— TASK INSTRUCTIONS —
Make an exact copy of the records, dropping all pictures.

☆ ☆ ☆ ☆ ☆

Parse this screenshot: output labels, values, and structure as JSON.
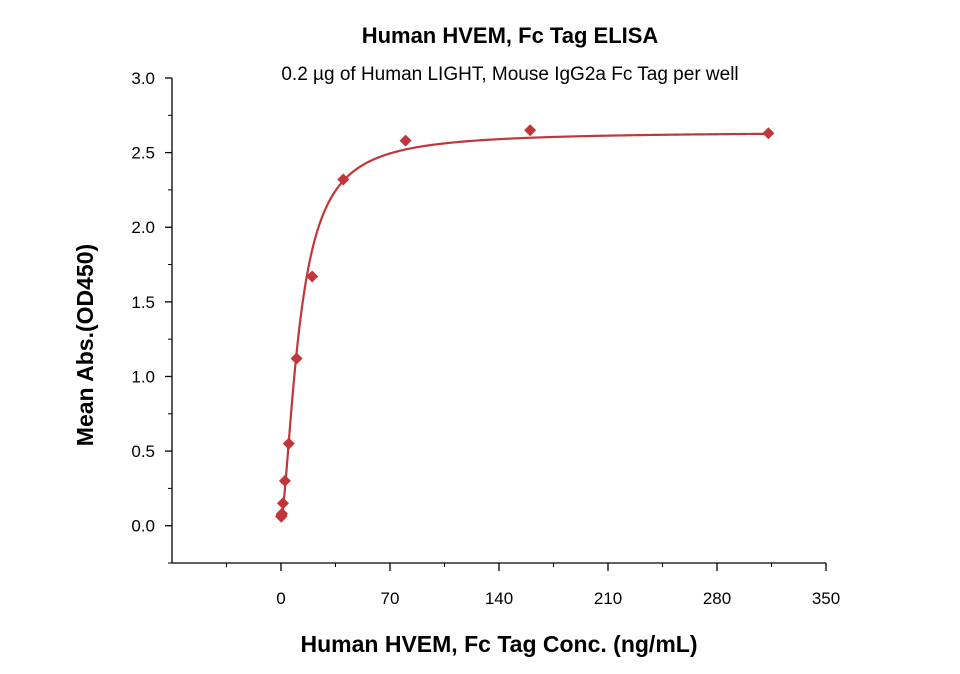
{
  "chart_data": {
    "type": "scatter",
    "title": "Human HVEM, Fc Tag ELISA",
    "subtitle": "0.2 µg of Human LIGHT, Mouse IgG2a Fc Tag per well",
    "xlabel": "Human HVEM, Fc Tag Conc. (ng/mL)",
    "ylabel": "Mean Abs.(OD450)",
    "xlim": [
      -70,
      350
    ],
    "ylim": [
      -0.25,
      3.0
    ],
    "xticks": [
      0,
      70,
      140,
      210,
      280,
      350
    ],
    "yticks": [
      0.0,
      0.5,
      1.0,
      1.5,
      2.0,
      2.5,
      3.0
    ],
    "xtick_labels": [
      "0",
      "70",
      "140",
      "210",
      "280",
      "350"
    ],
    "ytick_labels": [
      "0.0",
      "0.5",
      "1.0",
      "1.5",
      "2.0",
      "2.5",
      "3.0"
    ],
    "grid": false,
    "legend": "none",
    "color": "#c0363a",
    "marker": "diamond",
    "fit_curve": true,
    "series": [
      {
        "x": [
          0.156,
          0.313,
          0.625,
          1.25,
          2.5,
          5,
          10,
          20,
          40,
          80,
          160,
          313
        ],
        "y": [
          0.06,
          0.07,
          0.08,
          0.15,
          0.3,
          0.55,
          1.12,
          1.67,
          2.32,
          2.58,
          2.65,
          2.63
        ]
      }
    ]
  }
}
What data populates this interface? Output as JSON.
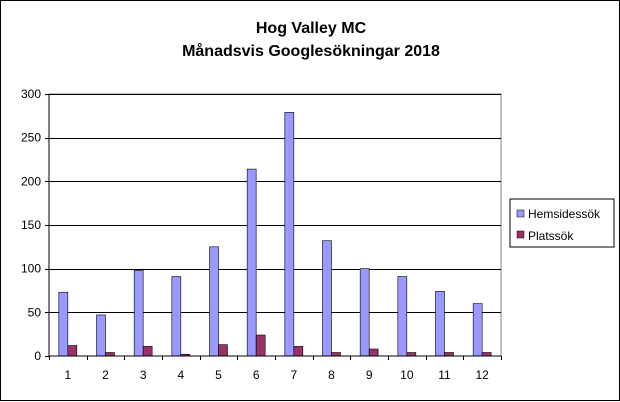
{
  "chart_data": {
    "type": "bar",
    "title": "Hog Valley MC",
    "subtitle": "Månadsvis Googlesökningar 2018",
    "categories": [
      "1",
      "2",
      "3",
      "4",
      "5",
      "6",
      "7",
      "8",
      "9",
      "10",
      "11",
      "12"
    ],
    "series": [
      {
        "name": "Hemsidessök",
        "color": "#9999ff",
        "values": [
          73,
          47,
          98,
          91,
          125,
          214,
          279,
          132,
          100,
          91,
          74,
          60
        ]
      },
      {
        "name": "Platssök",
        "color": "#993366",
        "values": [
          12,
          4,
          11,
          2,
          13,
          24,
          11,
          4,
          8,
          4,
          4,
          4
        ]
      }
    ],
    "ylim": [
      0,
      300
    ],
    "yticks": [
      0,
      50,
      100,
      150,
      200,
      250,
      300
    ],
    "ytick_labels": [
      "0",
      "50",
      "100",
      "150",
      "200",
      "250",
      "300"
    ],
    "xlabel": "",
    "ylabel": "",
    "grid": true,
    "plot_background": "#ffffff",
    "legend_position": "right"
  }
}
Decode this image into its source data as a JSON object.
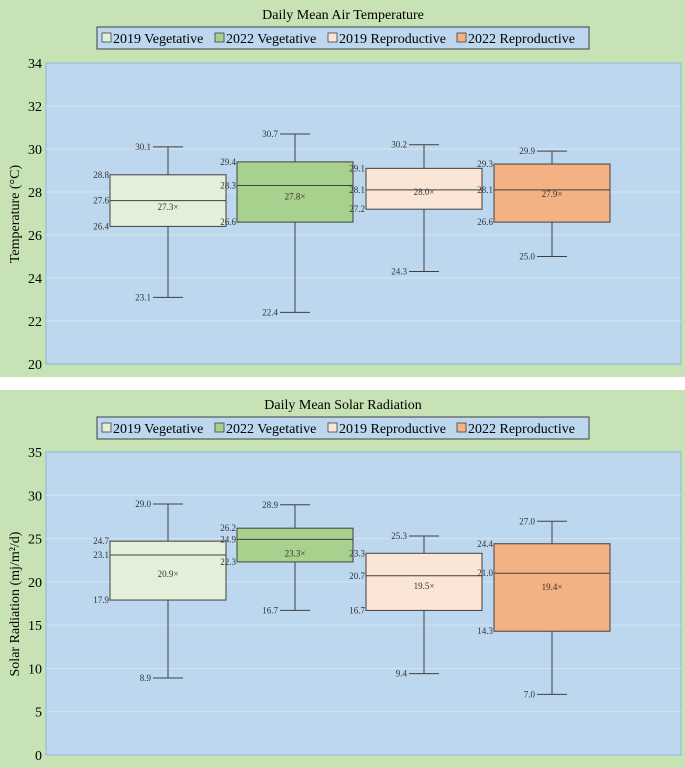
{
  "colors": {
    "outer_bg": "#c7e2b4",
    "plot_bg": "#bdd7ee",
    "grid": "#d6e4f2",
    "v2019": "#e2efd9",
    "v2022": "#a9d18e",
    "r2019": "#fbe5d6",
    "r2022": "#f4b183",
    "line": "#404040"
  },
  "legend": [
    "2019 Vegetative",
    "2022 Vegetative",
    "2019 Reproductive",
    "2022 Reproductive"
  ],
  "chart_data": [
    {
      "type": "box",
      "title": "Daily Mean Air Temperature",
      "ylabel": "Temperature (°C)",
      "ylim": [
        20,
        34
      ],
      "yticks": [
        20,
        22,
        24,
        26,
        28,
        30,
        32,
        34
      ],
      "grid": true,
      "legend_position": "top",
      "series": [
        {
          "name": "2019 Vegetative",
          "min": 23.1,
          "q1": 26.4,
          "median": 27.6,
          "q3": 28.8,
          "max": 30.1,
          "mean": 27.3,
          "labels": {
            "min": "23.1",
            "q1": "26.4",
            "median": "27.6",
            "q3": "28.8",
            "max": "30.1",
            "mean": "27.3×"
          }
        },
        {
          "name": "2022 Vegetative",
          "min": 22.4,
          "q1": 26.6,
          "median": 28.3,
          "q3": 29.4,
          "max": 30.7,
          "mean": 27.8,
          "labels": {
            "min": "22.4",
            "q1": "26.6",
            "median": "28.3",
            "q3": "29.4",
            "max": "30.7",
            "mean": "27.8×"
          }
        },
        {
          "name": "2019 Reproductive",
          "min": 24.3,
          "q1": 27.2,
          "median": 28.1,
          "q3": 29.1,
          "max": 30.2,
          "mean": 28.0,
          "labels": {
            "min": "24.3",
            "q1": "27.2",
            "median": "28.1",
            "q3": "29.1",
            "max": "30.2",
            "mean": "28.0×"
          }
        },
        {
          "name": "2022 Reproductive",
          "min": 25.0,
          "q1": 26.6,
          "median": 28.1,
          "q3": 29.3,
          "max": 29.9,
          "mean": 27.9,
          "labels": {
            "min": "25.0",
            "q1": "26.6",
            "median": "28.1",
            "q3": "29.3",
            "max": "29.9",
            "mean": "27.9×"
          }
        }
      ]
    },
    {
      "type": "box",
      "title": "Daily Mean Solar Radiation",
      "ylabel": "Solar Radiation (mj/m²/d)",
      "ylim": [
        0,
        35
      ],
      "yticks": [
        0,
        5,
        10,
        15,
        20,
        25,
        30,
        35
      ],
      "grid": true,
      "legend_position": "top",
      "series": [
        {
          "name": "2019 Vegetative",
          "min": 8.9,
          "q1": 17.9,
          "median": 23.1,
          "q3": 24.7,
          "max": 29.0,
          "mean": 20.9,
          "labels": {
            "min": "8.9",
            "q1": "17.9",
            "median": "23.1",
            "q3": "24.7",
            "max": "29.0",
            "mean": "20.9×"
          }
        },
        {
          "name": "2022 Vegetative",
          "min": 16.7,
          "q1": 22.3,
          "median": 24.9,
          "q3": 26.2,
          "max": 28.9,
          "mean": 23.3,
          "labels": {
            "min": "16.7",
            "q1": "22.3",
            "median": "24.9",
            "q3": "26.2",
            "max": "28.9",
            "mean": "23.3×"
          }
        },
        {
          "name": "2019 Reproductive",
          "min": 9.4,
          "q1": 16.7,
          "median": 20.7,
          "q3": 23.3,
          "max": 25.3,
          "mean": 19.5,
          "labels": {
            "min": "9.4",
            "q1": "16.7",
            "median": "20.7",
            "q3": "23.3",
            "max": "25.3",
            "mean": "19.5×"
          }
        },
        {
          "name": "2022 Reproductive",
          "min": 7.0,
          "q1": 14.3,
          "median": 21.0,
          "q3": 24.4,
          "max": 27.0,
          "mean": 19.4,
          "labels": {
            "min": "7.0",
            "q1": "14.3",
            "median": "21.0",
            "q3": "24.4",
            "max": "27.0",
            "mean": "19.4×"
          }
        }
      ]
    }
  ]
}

☆ ☆ ☆ ☆ ☆

— RESULT OF THE EXERCISE —
Parse this screenshot: output labels, values, and structure as JSON.
{
  "chart_data": {
    "type": "scatter",
    "title": "Human HVEM, Fc Tag ELISA",
    "subtitle": "0.2 µg of Human LIGHT, Mouse IgG2a Fc Tag per well",
    "xlabel": "Human HVEM, Fc Tag Conc. (ng/mL)",
    "ylabel": "Mean Abs.(OD450)",
    "xlim": [
      -70,
      350
    ],
    "ylim": [
      -0.25,
      3.0
    ],
    "xticks": [
      0,
      70,
      140,
      210,
      280,
      350
    ],
    "yticks": [
      0.0,
      0.5,
      1.0,
      1.5,
      2.0,
      2.5,
      3.0
    ],
    "xtick_labels": [
      "0",
      "70",
      "140",
      "210",
      "280",
      "350"
    ],
    "ytick_labels": [
      "0.0",
      "0.5",
      "1.0",
      "1.5",
      "2.0",
      "2.5",
      "3.0"
    ],
    "grid": false,
    "legend": "none",
    "color": "#c0363a",
    "marker": "diamond",
    "fit_curve": true,
    "series": [
      {
        "x": [
          0.156,
          0.313,
          0.625,
          1.25,
          2.5,
          5,
          10,
          20,
          40,
          80,
          160,
          313
        ],
        "y": [
          0.06,
          0.07,
          0.08,
          0.15,
          0.3,
          0.55,
          1.12,
          1.67,
          2.32,
          2.58,
          2.65,
          2.63
        ]
      }
    ]
  }
}
What data populates this interface? Output as JSON.
{
  "chart_data": {
    "type": "bar",
    "title": "Hog Valley MC",
    "subtitle": "Månadsvis Googlesökningar 2018",
    "categories": [
      "1",
      "2",
      "3",
      "4",
      "5",
      "6",
      "7",
      "8",
      "9",
      "10",
      "11",
      "12"
    ],
    "series": [
      {
        "name": "Hemsidessök",
        "color": "#9999ff",
        "values": [
          73,
          47,
          98,
          91,
          125,
          214,
          279,
          132,
          100,
          91,
          74,
          60
        ]
      },
      {
        "name": "Platssök",
        "color": "#993366",
        "values": [
          12,
          4,
          11,
          2,
          13,
          24,
          11,
          4,
          8,
          4,
          4,
          4
        ]
      }
    ],
    "ylim": [
      0,
      300
    ],
    "yticks": [
      0,
      50,
      100,
      150,
      200,
      250,
      300
    ],
    "ytick_labels": [
      "0",
      "50",
      "100",
      "150",
      "200",
      "250",
      "300"
    ],
    "xlabel": "",
    "ylabel": "",
    "grid": true,
    "plot_background": "#ffffff",
    "legend_position": "right"
  }
}
Decode this image into its source data as a JSON object.
{
  "colors": {
    "outer_bg": "#c7e2b4",
    "plot_bg": "#bdd7ee",
    "grid": "#d6e4f2",
    "v2019": "#e2efd9",
    "v2022": "#a9d18e",
    "r2019": "#fbe5d6",
    "r2022": "#f4b183",
    "line": "#404040"
  },
  "legend": [
    "2019 Vegetative",
    "2022 Vegetative",
    "2019 Reproductive",
    "2022 Reproductive"
  ],
  "chart_data": [
    {
      "type": "box",
      "title": "Daily Mean Air Temperature",
      "ylabel": "Temperature (°C)",
      "ylim": [
        20,
        34
      ],
      "yticks": [
        20,
        22,
        24,
        26,
        28,
        30,
        32,
        34
      ],
      "grid": true,
      "legend_position": "top",
      "series": [
        {
          "name": "2019 Vegetative",
          "min": 23.1,
          "q1": 26.4,
          "median": 27.6,
          "q3": 28.8,
          "max": 30.1,
          "mean": 27.3,
          "labels": {
            "min": "23.1",
            "q1": "26.4",
            "median": "27.6",
            "q3": "28.8",
            "max": "30.1",
            "mean": "27.3×"
          }
        },
        {
          "name": "2022 Vegetative",
          "min": 22.4,
          "q1": 26.6,
          "median": 28.3,
          "q3": 29.4,
          "max": 30.7,
          "mean": 27.8,
          "labels": {
            "min": "22.4",
            "q1": "26.6",
            "median": "28.3",
            "q3": "29.4",
            "max": "30.7",
            "mean": "27.8×"
          }
        },
        {
          "name": "2019 Reproductive",
          "min": 24.3,
          "q1": 27.2,
          "median": 28.1,
          "q3": 29.1,
          "max": 30.2,
          "mean": 28.0,
          "labels": {
            "min": "24.3",
            "q1": "27.2",
            "median": "28.1",
            "q3": "29.1",
            "max": "30.2",
            "mean": "28.0×"
          }
        },
        {
          "name": "2022 Reproductive",
          "min": 25.0,
          "q1": 26.6,
          "median": 28.1,
          "q3": 29.3,
          "max": 29.9,
          "mean": 27.9,
          "labels": {
            "min": "25.0",
            "q1": "26.6",
            "median": "28.1",
            "q3": "29.3",
            "max": "29.9",
            "mean": "27.9×"
          }
        }
      ]
    },
    {
      "type": "box",
      "title": "Daily Mean Solar Radiation",
      "ylabel": "Solar Radiation (mj/m²/d)",
      "ylim": [
        0,
        35
      ],
      "yticks": [
        0,
        5,
        10,
        15,
        20,
        25,
        30,
        35
      ],
      "grid": true,
      "legend_position": "top",
      "series": [
        {
          "name": "2019 Vegetative",
          "min": 8.9,
          "q1": 17.9,
          "median": 23.1,
          "q3": 24.7,
          "max": 29.0,
          "mean": 20.9,
          "labels": {
            "min": "8.9",
            "q1": "17.9",
            "median": "23.1",
            "q3": "24.7",
            "max": "29.0",
            "mean": "20.9×"
          }
        },
        {
          "name": "2022 Vegetative",
          "min": 16.7,
          "q1": 22.3,
          "median": 24.9,
          "q3": 26.2,
          "max": 28.9,
          "mean": 23.3,
          "labels": {
            "min": "16.7",
            "q1": "22.3",
            "median": "24.9",
            "q3": "26.2",
            "max": "28.9",
            "mean": "23.3×"
          }
        },
        {
          "name": "2019 Reproductive",
          "min": 9.4,
          "q1": 16.7,
          "median": 20.7,
          "q3": 23.3,
          "max": 25.3,
          "mean": 19.5,
          "labels": {
            "min": "9.4",
            "q1": "16.7",
            "median": "20.7",
            "q3": "23.3",
            "max": "25.3",
            "mean": "19.5×"
          }
        },
        {
          "name": "2022 Reproductive",
          "min": 7.0,
          "q1": 14.3,
          "median": 21.0,
          "q3": 24.4,
          "max": 27.0,
          "mean": 19.4,
          "labels": {
            "min": "7.0",
            "q1": "14.3",
            "median": "21.0",
            "q3": "24.4",
            "max": "27.0",
            "mean": "19.4×"
          }
        }
      ]
    }
  ]
}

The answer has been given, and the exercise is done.